### WHAT THE TASK REQUIRES
Rewrite the following items as a numbered list, leaving out any blank lines.

--------

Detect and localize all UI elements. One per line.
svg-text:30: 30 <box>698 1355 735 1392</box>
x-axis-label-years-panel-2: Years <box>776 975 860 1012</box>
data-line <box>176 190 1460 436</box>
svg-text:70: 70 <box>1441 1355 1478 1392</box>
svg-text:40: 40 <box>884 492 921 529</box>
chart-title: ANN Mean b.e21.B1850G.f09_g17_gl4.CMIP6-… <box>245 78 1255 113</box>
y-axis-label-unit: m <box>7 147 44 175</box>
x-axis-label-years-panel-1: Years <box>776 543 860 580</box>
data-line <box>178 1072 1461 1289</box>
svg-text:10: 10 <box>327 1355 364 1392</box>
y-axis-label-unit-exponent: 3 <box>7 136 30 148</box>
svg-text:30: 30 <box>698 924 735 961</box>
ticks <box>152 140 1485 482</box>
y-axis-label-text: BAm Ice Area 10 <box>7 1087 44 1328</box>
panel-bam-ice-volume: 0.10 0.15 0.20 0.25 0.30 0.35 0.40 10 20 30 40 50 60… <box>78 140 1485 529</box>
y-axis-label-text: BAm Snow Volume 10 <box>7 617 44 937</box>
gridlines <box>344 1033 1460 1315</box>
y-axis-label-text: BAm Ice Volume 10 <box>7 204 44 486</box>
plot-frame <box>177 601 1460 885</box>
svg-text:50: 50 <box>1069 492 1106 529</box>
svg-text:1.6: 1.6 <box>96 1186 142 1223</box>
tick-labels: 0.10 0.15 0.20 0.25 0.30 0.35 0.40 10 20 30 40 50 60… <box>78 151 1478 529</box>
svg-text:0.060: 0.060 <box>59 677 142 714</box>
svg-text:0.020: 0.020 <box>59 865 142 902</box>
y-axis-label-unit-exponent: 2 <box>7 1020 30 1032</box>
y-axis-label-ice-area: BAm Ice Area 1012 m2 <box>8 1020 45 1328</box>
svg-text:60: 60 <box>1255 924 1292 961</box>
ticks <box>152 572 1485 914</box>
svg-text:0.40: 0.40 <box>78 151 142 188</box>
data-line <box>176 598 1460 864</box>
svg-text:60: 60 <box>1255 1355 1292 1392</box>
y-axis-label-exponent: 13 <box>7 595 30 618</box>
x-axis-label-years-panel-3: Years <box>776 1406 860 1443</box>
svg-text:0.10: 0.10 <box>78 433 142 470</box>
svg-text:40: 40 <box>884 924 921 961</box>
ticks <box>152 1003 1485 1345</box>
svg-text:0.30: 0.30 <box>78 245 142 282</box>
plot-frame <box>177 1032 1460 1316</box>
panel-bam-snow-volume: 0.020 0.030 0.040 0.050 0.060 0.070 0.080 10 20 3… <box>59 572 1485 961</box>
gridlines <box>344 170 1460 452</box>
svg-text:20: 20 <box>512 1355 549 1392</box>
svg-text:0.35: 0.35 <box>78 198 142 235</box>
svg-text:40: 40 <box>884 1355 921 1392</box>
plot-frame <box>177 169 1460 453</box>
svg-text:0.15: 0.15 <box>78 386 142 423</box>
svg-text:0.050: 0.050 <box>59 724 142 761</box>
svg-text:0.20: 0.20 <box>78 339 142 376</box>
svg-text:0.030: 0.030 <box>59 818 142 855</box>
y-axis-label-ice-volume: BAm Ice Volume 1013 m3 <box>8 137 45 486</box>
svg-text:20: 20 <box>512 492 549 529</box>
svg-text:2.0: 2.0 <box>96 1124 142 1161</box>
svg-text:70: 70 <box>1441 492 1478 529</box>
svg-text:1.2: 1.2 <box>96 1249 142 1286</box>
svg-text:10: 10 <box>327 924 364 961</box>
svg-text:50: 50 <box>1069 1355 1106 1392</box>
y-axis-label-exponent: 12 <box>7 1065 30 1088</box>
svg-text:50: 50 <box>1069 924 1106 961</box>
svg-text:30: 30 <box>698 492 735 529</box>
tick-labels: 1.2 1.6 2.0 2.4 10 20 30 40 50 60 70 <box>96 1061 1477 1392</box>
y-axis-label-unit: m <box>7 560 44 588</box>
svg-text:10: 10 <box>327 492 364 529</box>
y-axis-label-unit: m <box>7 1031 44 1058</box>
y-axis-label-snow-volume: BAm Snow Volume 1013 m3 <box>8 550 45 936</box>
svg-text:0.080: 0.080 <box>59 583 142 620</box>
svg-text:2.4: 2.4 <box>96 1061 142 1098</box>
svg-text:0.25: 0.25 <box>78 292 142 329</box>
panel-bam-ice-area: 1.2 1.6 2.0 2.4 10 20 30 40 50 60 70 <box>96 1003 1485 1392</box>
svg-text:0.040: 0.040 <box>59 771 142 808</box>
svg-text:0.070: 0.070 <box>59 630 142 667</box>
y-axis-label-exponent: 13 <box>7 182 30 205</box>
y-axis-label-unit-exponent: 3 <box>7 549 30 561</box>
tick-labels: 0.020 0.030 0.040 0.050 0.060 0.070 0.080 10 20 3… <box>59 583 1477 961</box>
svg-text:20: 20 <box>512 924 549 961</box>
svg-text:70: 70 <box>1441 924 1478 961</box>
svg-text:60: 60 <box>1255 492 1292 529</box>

--------

### THE SOLUTION
1. Detect and localize all UI elements. One per line.
2. svg-text:30: 30 <box>698 1355 735 1392</box>
3. x-axis-label-years-panel-2: Years <box>776 975 860 1012</box>
4. data-line <box>176 190 1460 436</box>
5. svg-text:70: 70 <box>1441 1355 1478 1392</box>
6. svg-text:40: 40 <box>884 492 921 529</box>
7. chart-title: ANN Mean b.e21.B1850G.f09_g17_gl4.CMIP6-… <box>245 78 1255 113</box>
8. y-axis-label-unit: m <box>7 147 44 175</box>
9. x-axis-label-years-panel-1: Years <box>776 543 860 580</box>
10. data-line <box>178 1072 1461 1289</box>
11. svg-text:10: 10 <box>327 1355 364 1392</box>
12. y-axis-label-unit-exponent: 3 <box>7 136 30 148</box>
13. svg-text:30: 30 <box>698 924 735 961</box>
14. ticks <box>152 140 1485 482</box>
15. y-axis-label-text: BAm Ice Area 10 <box>7 1087 44 1328</box>
16. panel-bam-ice-volume: 0.10 0.15 0.20 0.25 0.30 0.35 0.40 10 20 30 40 50 60… <box>78 140 1485 529</box>
17. y-axis-label-text: BAm Snow Volume 10 <box>7 617 44 937</box>
18. gridlines <box>344 1033 1460 1315</box>
19. y-axis-label-text: BAm Ice Volume 10 <box>7 204 44 486</box>
20. plot-frame <box>177 601 1460 885</box>
21. svg-text:50: 50 <box>1069 492 1106 529</box>
22. svg-text:1.6: 1.6 <box>96 1186 142 1223</box>
23. tick-labels: 0.10 0.15 0.20 0.25 0.30 0.35 0.40 10 20 30 40 50 60… <box>78 151 1478 529</box>
24. svg-text:0.060: 0.060 <box>59 677 142 714</box>
25. svg-text:0.020: 0.020 <box>59 865 142 902</box>
26. y-axis-label-unit-exponent: 2 <box>7 1020 30 1032</box>
27. y-axis-label-ice-area: BAm Ice Area 1012 m2 <box>8 1020 45 1328</box>
28. svg-text:60: 60 <box>1255 924 1292 961</box>
29. ticks <box>152 572 1485 914</box>
30. svg-text:0.40: 0.40 <box>78 151 142 188</box>
31. data-line <box>176 598 1460 864</box>
32. svg-text:60: 60 <box>1255 1355 1292 1392</box>
33. y-axis-label-exponent: 13 <box>7 595 30 618</box>
34. x-axis-label-years-panel-3: Years <box>776 1406 860 1443</box>
35. svg-text:0.10: 0.10 <box>78 433 142 470</box>
36. svg-text:40: 40 <box>884 924 921 961</box>
37. ticks <box>152 1003 1485 1345</box>
38. svg-text:0.30: 0.30 <box>78 245 142 282</box>
39. plot-frame <box>177 1032 1460 1316</box>
40. panel-bam-snow-volume: 0.020 0.030 0.040 0.050 0.060 0.070 0.080 10 20 3… <box>59 572 1485 961</box>
41. gridlines <box>344 170 1460 452</box>
42. svg-text:20: 20 <box>512 1355 549 1392</box>
43. svg-text:0.35: 0.35 <box>78 198 142 235</box>
44. svg-text:40: 40 <box>884 1355 921 1392</box>
45. plot-frame <box>177 169 1460 453</box>
46. svg-text:0.15: 0.15 <box>78 386 142 423</box>
47. svg-text:0.050: 0.050 <box>59 724 142 761</box>
48. svg-text:0.20: 0.20 <box>78 339 142 376</box>
49. svg-text:0.030: 0.030 <box>59 818 142 855</box>
50. y-axis-label-ice-volume: BAm Ice Volume 1013 m3 <box>8 137 45 486</box>
51. svg-text:20: 20 <box>512 492 549 529</box>
52. svg-text:2.0: 2.0 <box>96 1124 142 1161</box>
53. svg-text:70: 70 <box>1441 492 1478 529</box>
54. svg-text:1.2: 1.2 <box>96 1249 142 1286</box>
55. svg-text:10: 10 <box>327 924 364 961</box>
56. svg-text:50: 50 <box>1069 1355 1106 1392</box>
57. y-axis-label-exponent: 12 <box>7 1065 30 1088</box>
58. svg-text:50: 50 <box>1069 924 1106 961</box>
59. svg-text:30: 30 <box>698 492 735 529</box>
60. tick-labels: 1.2 1.6 2.0 2.4 10 20 30 40 50 60 70 <box>96 1061 1477 1392</box>
61. y-axis-label-unit: m <box>7 560 44 588</box>
62. svg-text:10: 10 <box>327 492 364 529</box>
63. y-axis-label-unit: m <box>7 1031 44 1058</box>
64. y-axis-label-snow-volume: BAm Snow Volume 1013 m3 <box>8 550 45 936</box>
65. svg-text:0.080: 0.080 <box>59 583 142 620</box>
66. svg-text:2.4: 2.4 <box>96 1061 142 1098</box>
67. svg-text:0.25: 0.25 <box>78 292 142 329</box>
68. panel-bam-ice-area: 1.2 1.6 2.0 2.4 10 20 30 40 50 60 70 <box>96 1003 1485 1392</box>
69. svg-text:0.040: 0.040 <box>59 771 142 808</box>
70. svg-text:0.070: 0.070 <box>59 630 142 667</box>
71. y-axis-label-exponent: 13 <box>7 182 30 205</box>
72. y-axis-label-unit-exponent: 3 <box>7 549 30 561</box>
73. tick-labels: 0.020 0.030 0.040 0.050 0.060 0.070 0.080 10 20 3… <box>59 583 1477 961</box>
74. svg-text:20: 20 <box>512 924 549 961</box>
75. svg-text:70: 70 <box>1441 924 1478 961</box>
76. svg-text:60: 60 <box>1255 492 1292 529</box>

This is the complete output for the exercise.